### Task to carry out
Tally up how many lines in the listing below contain the string "minutos", and give only the total.
========
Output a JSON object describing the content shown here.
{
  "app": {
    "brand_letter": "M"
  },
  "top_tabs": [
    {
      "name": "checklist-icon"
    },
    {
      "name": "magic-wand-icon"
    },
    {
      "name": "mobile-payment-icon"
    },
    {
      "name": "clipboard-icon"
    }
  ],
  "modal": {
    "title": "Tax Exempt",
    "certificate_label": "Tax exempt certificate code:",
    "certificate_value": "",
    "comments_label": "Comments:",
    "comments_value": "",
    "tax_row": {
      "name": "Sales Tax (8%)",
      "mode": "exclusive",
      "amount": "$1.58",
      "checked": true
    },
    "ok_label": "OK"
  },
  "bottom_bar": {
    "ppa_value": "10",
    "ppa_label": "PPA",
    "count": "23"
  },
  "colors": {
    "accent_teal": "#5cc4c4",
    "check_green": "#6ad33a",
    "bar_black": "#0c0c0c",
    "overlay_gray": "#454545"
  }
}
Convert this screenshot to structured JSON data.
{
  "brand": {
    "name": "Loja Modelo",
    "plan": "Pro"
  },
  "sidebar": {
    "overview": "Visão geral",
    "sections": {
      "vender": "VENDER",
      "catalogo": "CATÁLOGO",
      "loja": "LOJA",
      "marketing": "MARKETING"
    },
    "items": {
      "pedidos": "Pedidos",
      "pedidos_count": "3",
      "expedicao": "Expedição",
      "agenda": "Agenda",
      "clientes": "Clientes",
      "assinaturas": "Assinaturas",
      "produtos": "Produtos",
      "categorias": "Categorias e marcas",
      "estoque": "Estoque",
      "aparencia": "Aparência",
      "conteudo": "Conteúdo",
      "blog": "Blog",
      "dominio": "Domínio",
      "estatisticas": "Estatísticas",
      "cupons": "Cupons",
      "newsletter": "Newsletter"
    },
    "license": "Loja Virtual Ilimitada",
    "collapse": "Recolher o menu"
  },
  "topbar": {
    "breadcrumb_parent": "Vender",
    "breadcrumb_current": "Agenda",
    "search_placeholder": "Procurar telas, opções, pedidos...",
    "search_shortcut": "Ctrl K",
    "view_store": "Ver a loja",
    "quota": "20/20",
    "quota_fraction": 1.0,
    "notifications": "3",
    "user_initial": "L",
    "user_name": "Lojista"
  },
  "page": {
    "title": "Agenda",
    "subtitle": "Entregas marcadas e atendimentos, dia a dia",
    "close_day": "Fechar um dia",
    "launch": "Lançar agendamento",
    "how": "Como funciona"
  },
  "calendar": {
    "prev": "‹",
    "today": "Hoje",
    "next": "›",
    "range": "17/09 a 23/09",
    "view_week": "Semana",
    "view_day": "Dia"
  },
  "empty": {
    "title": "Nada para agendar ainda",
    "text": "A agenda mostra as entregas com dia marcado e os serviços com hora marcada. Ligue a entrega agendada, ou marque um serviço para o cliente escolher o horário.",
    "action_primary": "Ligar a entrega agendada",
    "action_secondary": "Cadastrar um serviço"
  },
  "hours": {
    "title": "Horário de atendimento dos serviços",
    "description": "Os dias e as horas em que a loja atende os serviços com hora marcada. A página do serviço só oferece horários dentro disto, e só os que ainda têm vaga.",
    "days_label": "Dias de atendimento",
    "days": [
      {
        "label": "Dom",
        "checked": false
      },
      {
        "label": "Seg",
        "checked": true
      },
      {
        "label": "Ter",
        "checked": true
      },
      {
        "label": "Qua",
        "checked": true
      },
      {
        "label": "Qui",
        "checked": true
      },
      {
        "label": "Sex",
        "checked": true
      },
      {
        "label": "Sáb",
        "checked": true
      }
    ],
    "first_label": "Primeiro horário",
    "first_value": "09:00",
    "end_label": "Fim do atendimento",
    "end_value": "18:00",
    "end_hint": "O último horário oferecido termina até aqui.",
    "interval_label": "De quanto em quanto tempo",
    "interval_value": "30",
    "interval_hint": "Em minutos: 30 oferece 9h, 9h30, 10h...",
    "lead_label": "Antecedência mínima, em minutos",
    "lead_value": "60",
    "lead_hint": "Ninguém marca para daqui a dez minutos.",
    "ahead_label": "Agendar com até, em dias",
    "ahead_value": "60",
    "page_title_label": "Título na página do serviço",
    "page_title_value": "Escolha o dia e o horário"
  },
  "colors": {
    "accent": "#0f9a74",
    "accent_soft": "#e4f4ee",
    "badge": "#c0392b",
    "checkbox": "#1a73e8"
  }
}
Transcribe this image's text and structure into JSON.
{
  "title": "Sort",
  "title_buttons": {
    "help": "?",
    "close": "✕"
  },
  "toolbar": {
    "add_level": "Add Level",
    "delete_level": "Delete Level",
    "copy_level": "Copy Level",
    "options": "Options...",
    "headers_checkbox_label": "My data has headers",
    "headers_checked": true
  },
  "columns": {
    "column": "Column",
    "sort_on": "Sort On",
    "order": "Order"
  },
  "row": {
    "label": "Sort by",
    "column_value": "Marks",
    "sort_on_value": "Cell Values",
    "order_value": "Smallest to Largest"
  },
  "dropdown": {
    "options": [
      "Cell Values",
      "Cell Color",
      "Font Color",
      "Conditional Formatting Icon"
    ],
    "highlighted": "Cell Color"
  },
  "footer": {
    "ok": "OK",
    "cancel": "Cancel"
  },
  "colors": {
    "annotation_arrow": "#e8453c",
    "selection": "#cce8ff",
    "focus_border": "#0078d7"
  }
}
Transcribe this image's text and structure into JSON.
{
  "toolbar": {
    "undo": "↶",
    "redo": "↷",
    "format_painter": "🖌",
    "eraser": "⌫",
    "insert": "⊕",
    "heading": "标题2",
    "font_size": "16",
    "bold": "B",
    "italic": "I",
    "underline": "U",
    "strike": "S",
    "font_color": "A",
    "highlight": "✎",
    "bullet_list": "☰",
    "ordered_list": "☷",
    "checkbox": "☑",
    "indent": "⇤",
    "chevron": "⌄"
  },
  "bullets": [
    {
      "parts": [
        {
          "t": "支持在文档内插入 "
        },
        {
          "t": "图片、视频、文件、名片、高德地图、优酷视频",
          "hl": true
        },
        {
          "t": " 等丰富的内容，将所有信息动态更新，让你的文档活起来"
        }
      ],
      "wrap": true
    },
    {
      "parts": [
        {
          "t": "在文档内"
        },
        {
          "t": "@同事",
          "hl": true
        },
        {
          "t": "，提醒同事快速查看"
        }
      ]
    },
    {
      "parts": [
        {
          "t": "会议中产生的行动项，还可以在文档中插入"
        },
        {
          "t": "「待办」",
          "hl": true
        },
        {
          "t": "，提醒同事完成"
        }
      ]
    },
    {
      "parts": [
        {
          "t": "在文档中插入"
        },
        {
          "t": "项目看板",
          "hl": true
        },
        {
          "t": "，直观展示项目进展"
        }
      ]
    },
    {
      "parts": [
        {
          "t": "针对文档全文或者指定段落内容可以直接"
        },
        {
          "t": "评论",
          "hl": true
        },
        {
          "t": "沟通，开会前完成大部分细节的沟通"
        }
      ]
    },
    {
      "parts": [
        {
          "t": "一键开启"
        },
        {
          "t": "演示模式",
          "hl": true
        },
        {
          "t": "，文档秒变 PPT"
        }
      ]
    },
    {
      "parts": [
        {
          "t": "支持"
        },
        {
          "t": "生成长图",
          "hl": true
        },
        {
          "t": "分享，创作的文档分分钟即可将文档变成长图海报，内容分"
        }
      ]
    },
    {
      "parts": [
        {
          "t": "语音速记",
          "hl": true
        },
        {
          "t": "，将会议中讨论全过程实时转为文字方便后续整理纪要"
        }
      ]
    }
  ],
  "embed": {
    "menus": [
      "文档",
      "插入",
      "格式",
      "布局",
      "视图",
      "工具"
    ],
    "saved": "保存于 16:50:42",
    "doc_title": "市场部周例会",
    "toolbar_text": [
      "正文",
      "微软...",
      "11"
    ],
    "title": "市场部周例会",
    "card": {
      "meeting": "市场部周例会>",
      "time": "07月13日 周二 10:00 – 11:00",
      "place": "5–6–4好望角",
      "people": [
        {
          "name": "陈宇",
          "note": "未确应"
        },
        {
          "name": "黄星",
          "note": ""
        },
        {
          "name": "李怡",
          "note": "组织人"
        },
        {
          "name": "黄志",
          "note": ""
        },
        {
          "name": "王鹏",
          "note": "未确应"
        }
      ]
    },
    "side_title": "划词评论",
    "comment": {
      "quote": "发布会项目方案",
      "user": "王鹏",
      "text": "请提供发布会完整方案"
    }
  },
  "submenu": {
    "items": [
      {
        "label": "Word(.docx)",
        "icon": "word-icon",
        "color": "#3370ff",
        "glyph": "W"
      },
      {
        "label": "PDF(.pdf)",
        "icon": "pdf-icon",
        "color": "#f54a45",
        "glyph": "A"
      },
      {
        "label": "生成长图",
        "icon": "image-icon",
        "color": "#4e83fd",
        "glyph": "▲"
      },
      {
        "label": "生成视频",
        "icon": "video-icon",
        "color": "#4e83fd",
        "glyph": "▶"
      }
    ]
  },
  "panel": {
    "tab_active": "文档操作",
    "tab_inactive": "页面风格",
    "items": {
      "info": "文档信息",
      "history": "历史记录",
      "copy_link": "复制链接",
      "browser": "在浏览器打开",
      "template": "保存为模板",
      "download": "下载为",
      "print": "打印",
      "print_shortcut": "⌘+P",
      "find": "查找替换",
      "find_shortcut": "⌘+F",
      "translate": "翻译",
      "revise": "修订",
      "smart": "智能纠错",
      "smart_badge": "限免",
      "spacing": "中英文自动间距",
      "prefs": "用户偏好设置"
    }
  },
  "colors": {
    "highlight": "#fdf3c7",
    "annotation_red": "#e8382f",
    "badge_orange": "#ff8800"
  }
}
========
### Exercise answer
3